— Start of RECORDS —

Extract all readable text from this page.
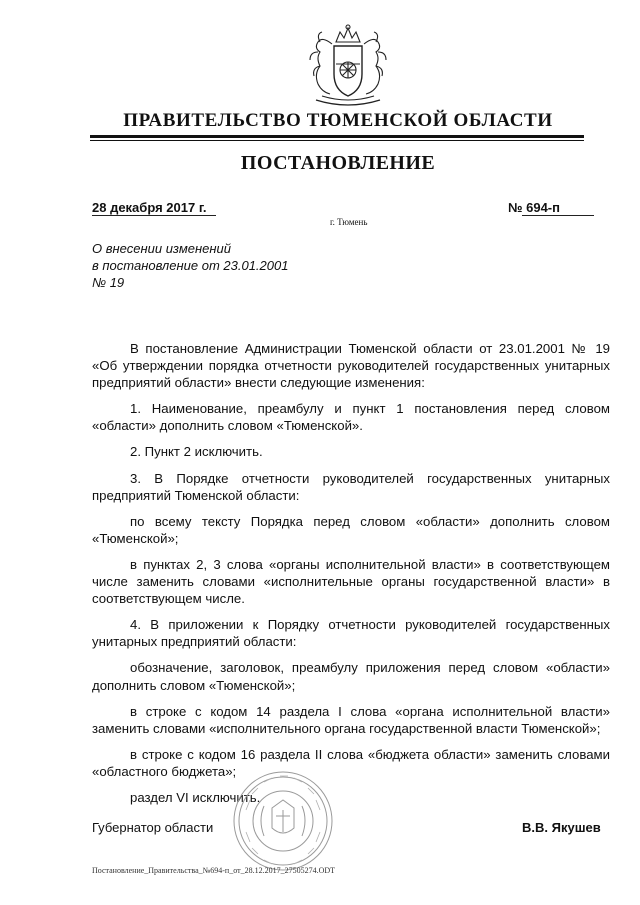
ПРАВИТЕЛЬСТВО ТЮМЕНСКОЙ ОБЛАСТИ
ПОСТАНОВЛЕНИЕ
28 декабря 2017 г.	№ 694-п
г. Тюмень
О внесении изменений
в постановление от 23.01.2001
№ 19

В постановление Администрации Тюменской области от 23.01.2001 № 19 «Об утверждении порядка отчетности руководителей государственных унитарных предприятий области» внести следующие изменения:

1. Наименование, преамбулу и пункт 1 постановления перед словом «области» дополнить словом «Тюменской».

2. Пункт 2 исключить.

3. В Порядке отчетности руководителей государственных унитарных предприятий Тюменской области:

по всему тексту Порядка перед словом «области» дополнить словом «Тюменской»;

в пунктах 2, 3 слова «органы исполнительной власти» в соответствующем числе заменить словами «исполнительные органы государственной власти» в соответствующем числе.

4. В приложении к Порядку отчетности руководителей государственных унитарных предприятий области:

обозначение, заголовок, преамбулу приложения перед словом «области» дополнить словом «Тюменской»;

в строке с кодом 14 раздела I слова «органа исполнительной власти» заменить словами «исполнительного органа государственной власти Тюменской»;

в строке с кодом 16 раздела II слова «бюджета области» заменить словами «областного бюджета»;

раздел VI исключить.

Губернатор области	В.В. Якушев
Постановление_Правительства_№694-п_от_28.12.2017_27505274.ODT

— End of RECORDS —

## WRITTEN INSTRUCTION
Reproduce all of the data exactly, omitting each picture it holds.

## TASK RESPONSE
Extract all readable text from this page.
ПРАВИТЕЛЬСТВО ТЮМЕНСКОЙ ОБЛАСТИ
ПОСТАНОВЛЕНИЕ
28 декабря 2017 г.	№ 694-п
г. Тюмень
О внесении изменений
в постановление от 23.01.2001
№ 19

В постановление Администрации Тюменской области от 23.01.2001 № 19 «Об утверждении порядка отчетности руководителей государственных унитарных предприятий области» внести следующие изменения:

1. Наименование, преамбулу и пункт 1 постановления перед словом «области» дополнить словом «Тюменской».

2. Пункт 2 исключить.

3. В Порядке отчетности руководителей государственных унитарных предприятий Тюменской области:

по всему тексту Порядка перед словом «области» дополнить словом «Тюменской»;

в пунктах 2, 3 слова «органы исполнительной власти» в соответствующем числе заменить словами «исполнительные органы государственной власти» в соответствующем числе.

4. В приложении к Порядку отчетности руководителей государственных унитарных предприятий области:

обозначение, заголовок, преамбулу приложения перед словом «области» дополнить словом «Тюменской»;

в строке с кодом 14 раздела I слова «органа исполнительной власти» заменить словами «исполнительного органа государственной власти Тюменской»;

в строке с кодом 16 раздела II слова «бюджета области» заменить словами «областного бюджета»;

раздел VI исключить.

Губернатор области	В.В. Якушев
Постановление_Правительства_№694-п_от_28.12.2017_27505274.ODT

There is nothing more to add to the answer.